Identify the lines containing the word "piplängd". Copy each one.

MATERIALS PROVIDED:
____________

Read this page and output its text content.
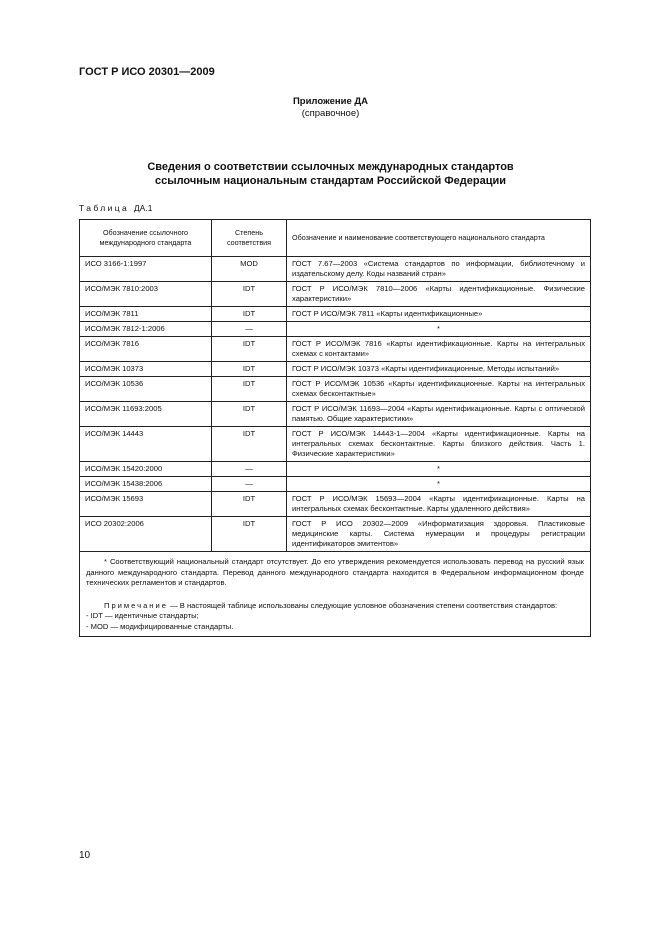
ГОСТ Р ИСО 20301—2009
Приложение ДА
(справочное)
Сведения о соответствии ссылочных международных стандартов
ссылочным национальным стандартам Российской Федерации
Таблица ДА.1
Обозначение ссылочного международного стандарта	Степень соответствия	Обозначение и наименование соответствующего национального стандарта
ИСО 3166-1:1997	MOD	ГОСТ 7.67—2003 «Система стандартов по информации, библиотечному и издательскому делу. Коды названий стран»
ИСО/МЭК 7810:2003	IDT	ГОСТ Р ИСО/МЭК 7810—2006 «Карты идентификационные. Физические характеристики»
ИСО/МЭК 7811	IDT	ГОСТ Р ИСО/МЭК 7811 «Карты идентификационные»
ИСО/МЭК 7812-1:2006	—	*
ИСО/МЭК 7816	IDT	ГОСТ Р ИСО/МЭК 7816 «Карты идентификационные. Карты на интегральных схемах с контактами»
ИСО/МЭК 10373	IDT	ГОСТ Р ИСО/МЭК 10373 «Карты идентификационные. Методы испытаний»
ИСО/МЭК 10536	IDT	ГОСТ Р ИСО/МЭК 10536 «Карты идентификационные. Карты на интегральных схемах бесконтактные»
ИСО/МЭК 11693:2005	IDT	ГОСТ Р ИСО/МЭК 11693—2004 «Карты идентификационные. Карты с оптической памятью. Общие характеристики»
ИСО/МЭК 14443	IDT	ГОСТ Р ИСО/МЭК 14443-1—2004 «Карты идентификационные. Карты на интегральных схемах бесконтактные. Карты близкого действия. Часть 1. Физические характеристики»
ИСО/МЭК 15420:2000	—	*
ИСО/МЭК 15438:2006	—	*
ИСО/МЭК 15693	IDT	ГОСТ Р ИСО/МЭК 15693—2004 «Карты идентификационные. Карты на интегральных схемах бесконтактные. Карты удаленного действия»
ИСО 20302:2006	IDT	ГОСТ Р ИСО 20302—2009 «Информатизация здоровья. Пластиковые медицинские карты. Система нумерации и процедуры регистрации идентификаторов эмитентов»

* Соответствующий национальный стандарт отсутствует. До его утверждения рекомендуется использовать перевод на русский язык данного международного стандарта. Перевод данного международного стандарта находится в Федеральном информационном фонде технических регламентов и стандартов.

Примечание — В настоящей таблице использованы следующие условное обозначения степени соответствия стандартов:

- IDT — идентичные стандарты;

- MOD — модифицированные стандарты.		

10
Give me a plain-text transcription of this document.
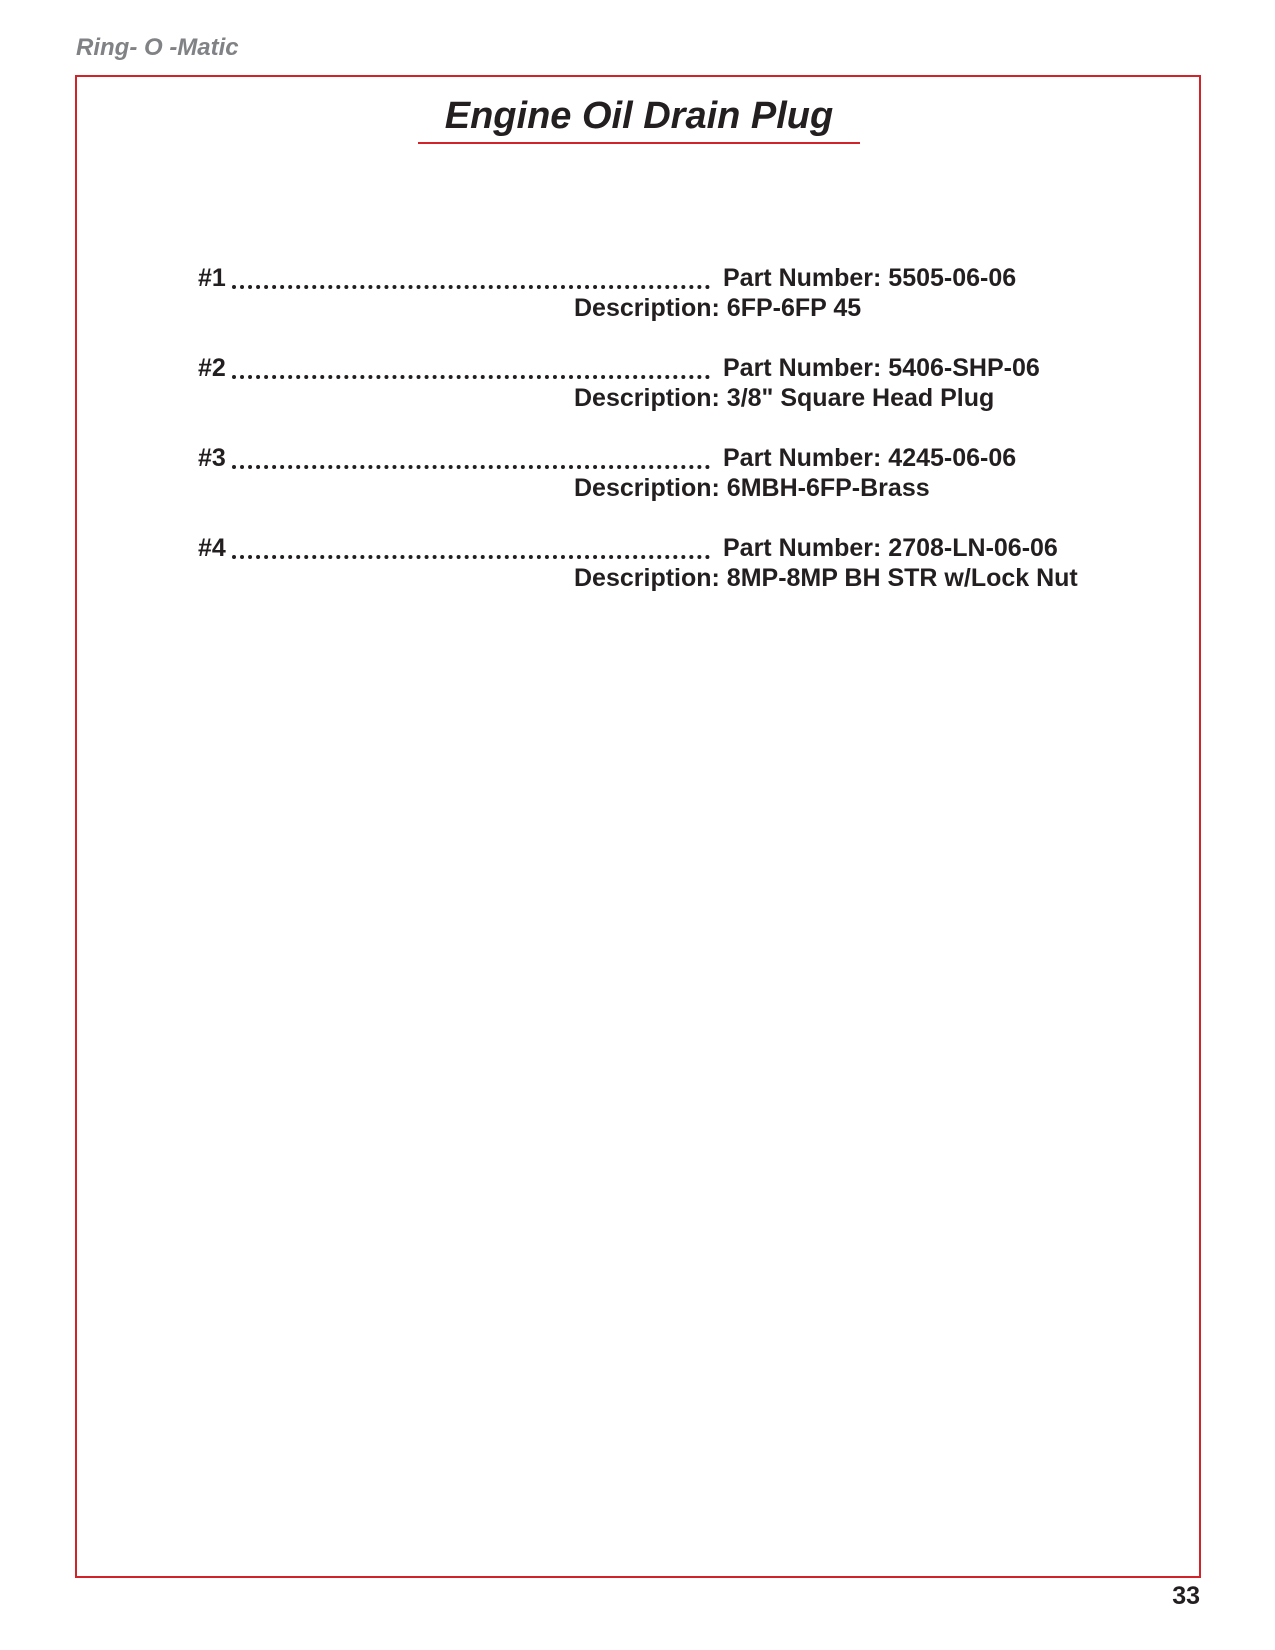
Ring- O -Matic
Engine Oil Drain Plug
#1	Part Number: 5505-06-06
Description: 6FP-6FP 45
#2	Part Number: 5406-SHP-06
Description: 3/8" Square Head Plug
#3	Part Number: 4245-06-06
Description: 6MBH-6FP-Brass
#4	Part Number: 2708-LN-06-06
Description: 8MP-8MP BH STR w/Lock Nut
33
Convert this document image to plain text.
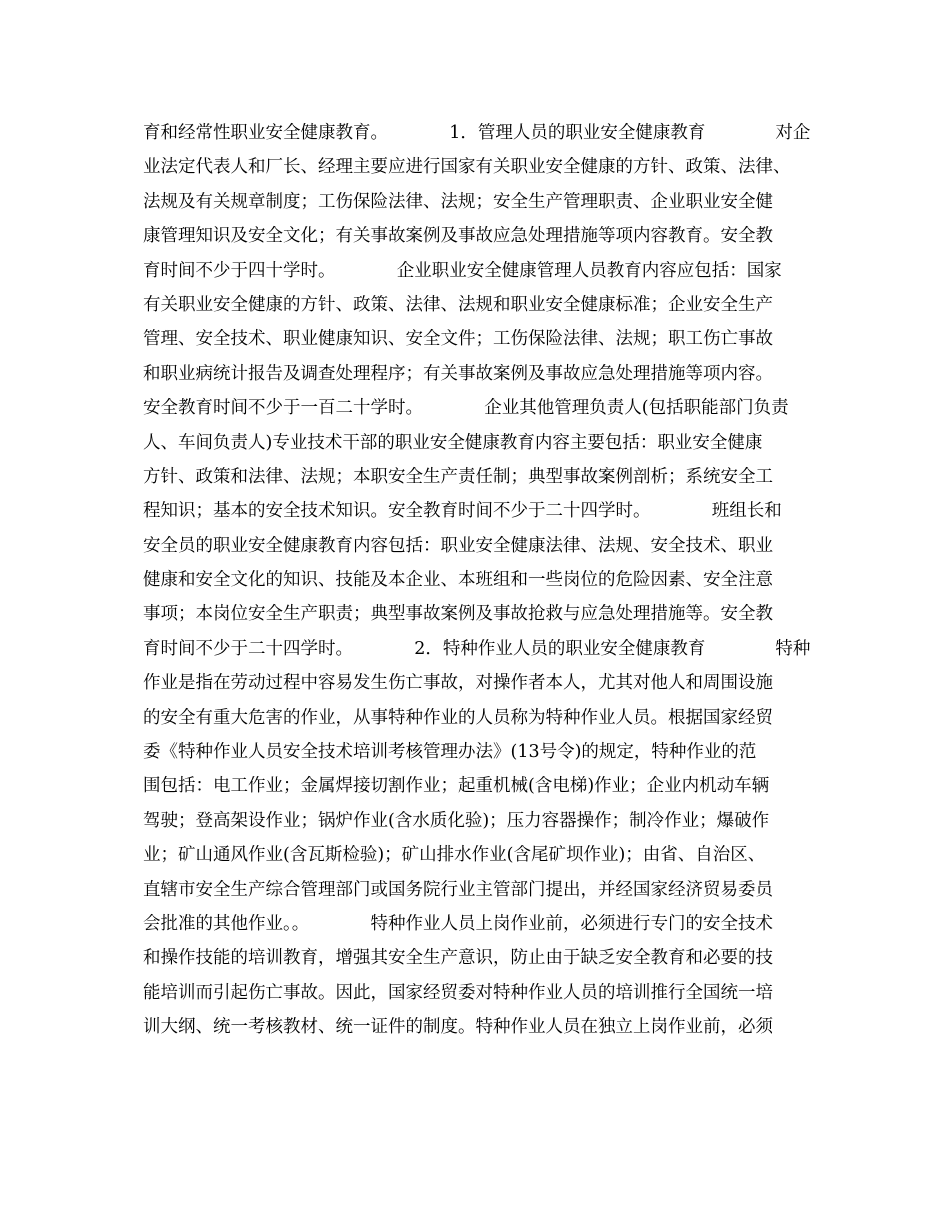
育和经常性职业安全健康教育。　　　　1．管理人员的职业安全健康教育　　　　对企
业法定代表人和厂长、经理主要应进行国家有关职业安全健康的方针、政策、法律、
法规及有关规章制度；工伤保险法律、法规；安全生产管理职责、企业职业安全健
康管理知识及安全文化；有关事故案例及事故应急处理措施等项内容教育。安全教
育时间不少于四十学时。　　　　企业职业安全健康管理人员教育内容应包括：国家
有关职业安全健康的方针、政策、法律、法规和职业安全健康标准；企业安全生产
管理、安全技术、职业健康知识、安全文件；工伤保险法律、法规；职工伤亡事故
和职业病统计报告及调查处理程序；有关事故案例及事故应急处理措施等项内容。
安全教育时间不少于一百二十学时。　　　　企业其他管理负责人(包括职能部门负责
人、车间负责人)专业技术干部的职业安全健康教育内容主要包括：职业安全健康
方针、政策和法律、法规；本职安全生产责任制；典型事故案例剖析；系统安全工
程知识；基本的安全技术知识。安全教育时间不少于二十四学时。　　　　班组长和
安全员的职业安全健康教育内容包括：职业安全健康法律、法规、安全技术、职业
健康和安全文化的知识、技能及本企业、本班组和一些岗位的危险因素、安全注意
事项；本岗位安全生产职责；典型事故案例及事故抢救与应急处理措施等。安全教
育时间不少于二十四学时。　　　　2．特种作业人员的职业安全健康教育　　　　特种
作业是指在劳动过程中容易发生伤亡事故，对操作者本人，尤其对他人和周围设施
的安全有重大危害的作业，从事特种作业的人员称为特种作业人员。根据国家经贸
委《特种作业人员安全技术培训考核管理办法》(13号令)的规定，特种作业的范
围包括：电工作业；金属焊接切割作业；起重机械(含电梯)作业；企业内机动车辆
驾驶；登高架设作业；锅炉作业(含水质化验)；压力容器操作；制冷作业；爆破作
业；矿山通风作业(含瓦斯检验)；矿山排水作业(含尾矿坝作业)；由省、自治区、
直辖市安全生产综合管理部门或国务院行业主管部门提出，并经国家经济贸易委员
会批准的其他作业。。　　　　特种作业人员上岗作业前，必须进行专门的安全技术
和操作技能的培训教育，增强其安全生产意识，防止由于缺乏安全教育和必要的技
能培训而引起伤亡事故。因此，国家经贸委对特种作业人员的培训推行全国统一培
训大纲、统一考核教材、统一证件的制度。特种作业人员在独立上岗作业前，必须
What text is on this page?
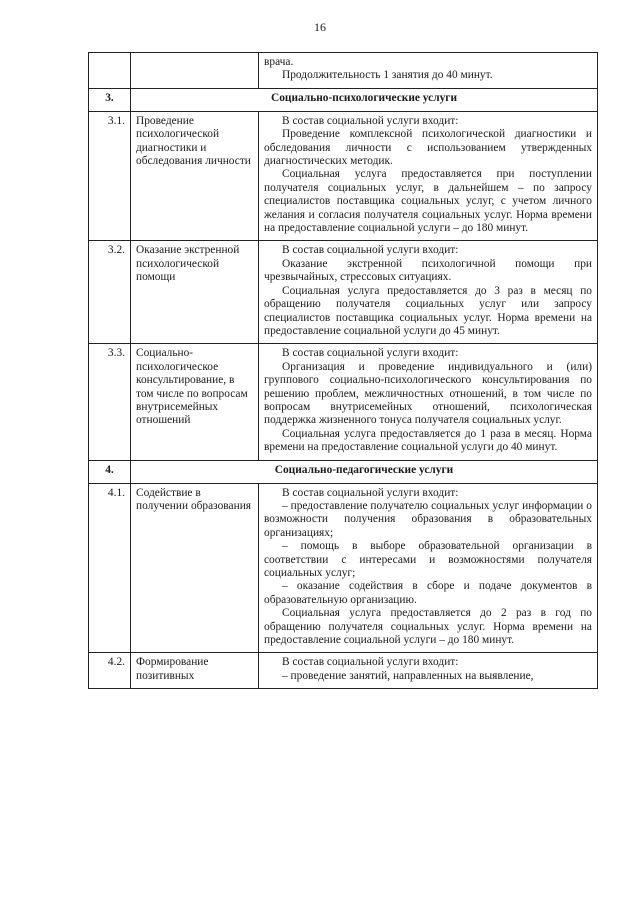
16

		врача.

Продолжительность 1 занятия до 40 минут.

3.	Социально-психологические услуги	
3.1.	Проведение психологической диагностики и обследования личности	В состав социальной услуги входит:

Проведение комплексной психологической диагностики и обследования личности с использованием утвержденных диагностических методик.

Социальная услуга предоставляется при поступлении получателя социальных услуг, в дальнейшем – по запросу специалистов поставщика социальных услуг, с учетом личного желания и согласия получателя социальных услуг. Норма времени на предоставление социальной услуги – до 180 минут.

3.2.	Оказание экстренной психологической помощи	В состав социальной услуги входит:

Оказание экстренной психологичной помощи при чрезвычайных, стрессовых ситуациях.

Социальная услуга предоставляется до 3 раз в месяц по обращению получателя социальных услуг или запросу специалистов поставщика социальных услуг. Норма времени на предоставление социальной услуги до 45 минут.

3.3.	Социально-психологическое консультирование, в том числе по вопросам внутрисемейных отношений	В состав социальной услуги входит:

Организация и проведение индивидуального и (или) группового социально-психологического консультирования по решению проблем, межличностных отношений, в том числе по вопросам внутрисемейных отношений, психологическая поддержка жизненного тонуса получателя социальных услуг.

Социальная услуга предоставляется до 1 раза в месяц. Норма времени на предоставление социальной услуги до 40 минут.

4.	Социально-педагогические услуги	
4.1.	Содействие в получении образования	В состав социальной услуги входит:

– предоставление получателю социальных услуг информации о возможности получения образования в образовательных организациях;

– помощь в выборе образовательной организации в соответствии с интересами и возможностями получателя социальных услуг;

– оказание содействия в сборе и подаче документов в образовательную организацию.

Социальная услуга предоставляется до 2 раз в год по обращению получателя социальных услуг. Норма времени на предоставление социальной услуги – до 180 минут.

4.2.	Формирование позитивных	В состав социальной услуги входит:

– проведение занятий, направленных на выявление,
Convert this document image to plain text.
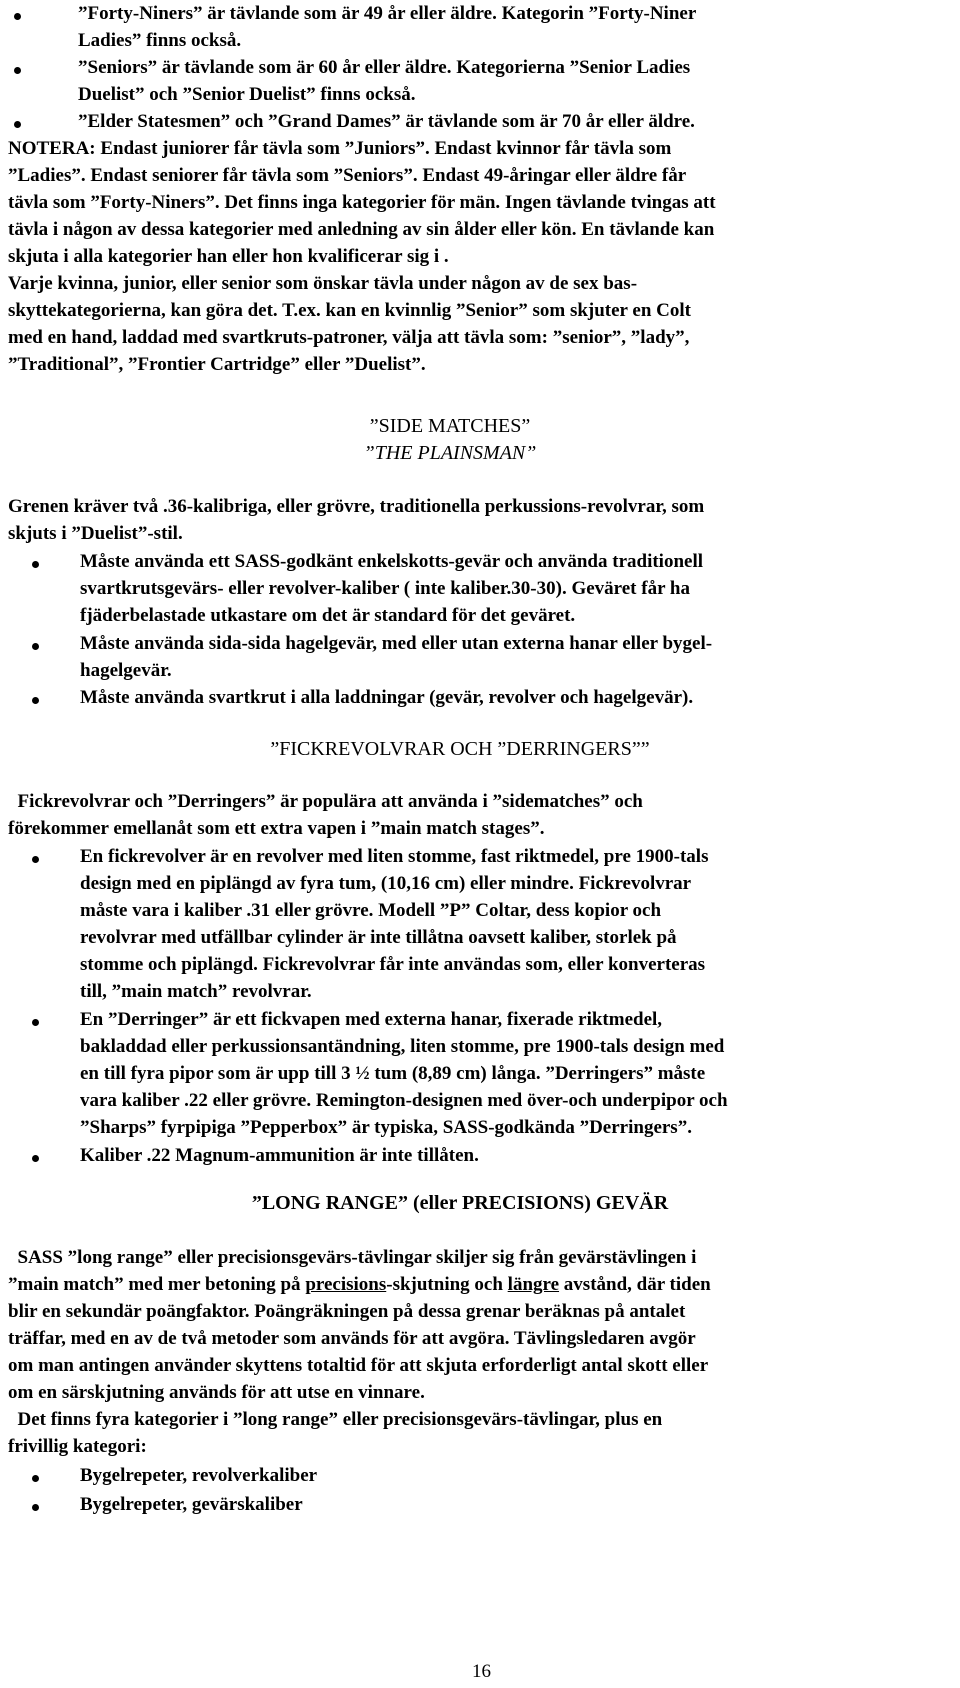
”Forty-Niners” är tävlande som är 49 år eller äldre. Kategorin ”Forty-Niner
Ladies” finns också.
”Seniors” är tävlande som är 60 år eller äldre. Kategorierna ”Senior Ladies
Duelist” och ”Senior Duelist” finns också.
”Elder Statesmen” och ”Grand Dames” är tävlande som är 70 år eller äldre.
NOTERA: Endast juniorer får tävla som ”Juniors”. Endast kvinnor får tävla som
”Ladies”. Endast seniorer får tävla som ”Seniors”. Endast 49-åringar eller äldre får
tävla som ”Forty-Niners”. Det finns inga kategorier för män. Ingen tävlande tvingas att
tävla i någon av dessa kategorier med anledning av sin ålder eller kön. En tävlande kan
skjuta i alla kategorier han eller hon kvalificerar sig i .
Varje kvinna, junior, eller senior som önskar tävla under någon av de sex bas-
skyttekategorierna, kan göra det. T.ex. kan en kvinnlig ”Senior” som skjuter en Colt
med en hand, laddad med svartkruts-patroner, välja att tävla som: ”senior”, ”lady”,
”Traditional”, ”Frontier Cartridge” eller ”Duelist”.
”SIDE MATCHES”
”THE PLAINSMAN”
Grenen kräver två .36-kalibriga, eller grövre, traditionella perkussions-revolvrar, som
skjuts i ”Duelist”-stil.
Måste använda ett SASS-godkänt enkelskotts-gevär och använda traditionell
svartkrutsgevärs- eller revolver-kaliber ( inte kaliber.30-30). Geväret får ha
fjäderbelastade utkastare om det är standard för det geväret.
Måste använda sida-sida hagelgevär, med eller utan externa hanar eller bygel-
hagelgevär.
Måste använda svartkrut i alla laddningar (gevär, revolver och hagelgevär).
”FICKREVOLVRAR OCH ”DERRINGERS””
Fickrevolvrar och ”Derringers” är populära att använda i ”sidematches” och
förekommer emellanåt som ett extra vapen i ”main match stages”.
En fickrevolver är en revolver med liten stomme, fast riktmedel, pre 1900-tals
design med en piplängd av fyra tum, (10,16 cm) eller mindre. Fickrevolvrar
måste vara i kaliber .31 eller grövre. Modell ”P” Coltar, dess kopior och
revolvrar med utfällbar cylinder är inte tillåtna oavsett kaliber, storlek på
stomme och piplängd. Fickrevolvrar får inte användas som, eller konverteras
till, ”main match” revolvrar.
En ”Derringer” är ett fickvapen med externa hanar, fixerade riktmedel,
bakladdad eller perkussionsantändning, liten stomme, pre 1900-tals design med
en till fyra pipor som är upp till 3 ½ tum (8,89 cm) långa. ”Derringers” måste
vara kaliber .22 eller grövre. Remington-designen med över-och underpipor och
”Sharps” fyrpipiga ”Pepperbox” är typiska, SASS-godkända ”Derringers”.
Kaliber .22 Magnum-ammunition är inte tillåten.
”LONG RANGE” (eller PRECISIONS) GEVÄR
SASS ”long range” eller precisionsgevärs-tävlingar skiljer sig från gevärstävlingen i
”main match” med mer betoning på precisions-skjutning och längre avstånd, där tiden
blir en sekundär poängfaktor. Poängräkningen på dessa grenar beräknas på antalet
träffar, med en av de två metoder som används för att avgöra. Tävlingsledaren avgör
om man antingen använder skyttens totaltid för att skjuta erforderligt antal skott eller
om en särskjutning används för att utse en vinnare.
Det finns fyra kategorier i ”long range” eller precisionsgevärs-tävlingar, plus en
frivillig kategori:
Bygelrepeter, revolverkaliber
Bygelrepeter, gevärskaliber
16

____________

COMPLETE RESPONSE:
design med en piplängd av fyra tum, (10,16 cm) eller mindre. Fickrevolvrar
stomme och piplängd. Fickrevolvrar får inte användas som, eller konverteras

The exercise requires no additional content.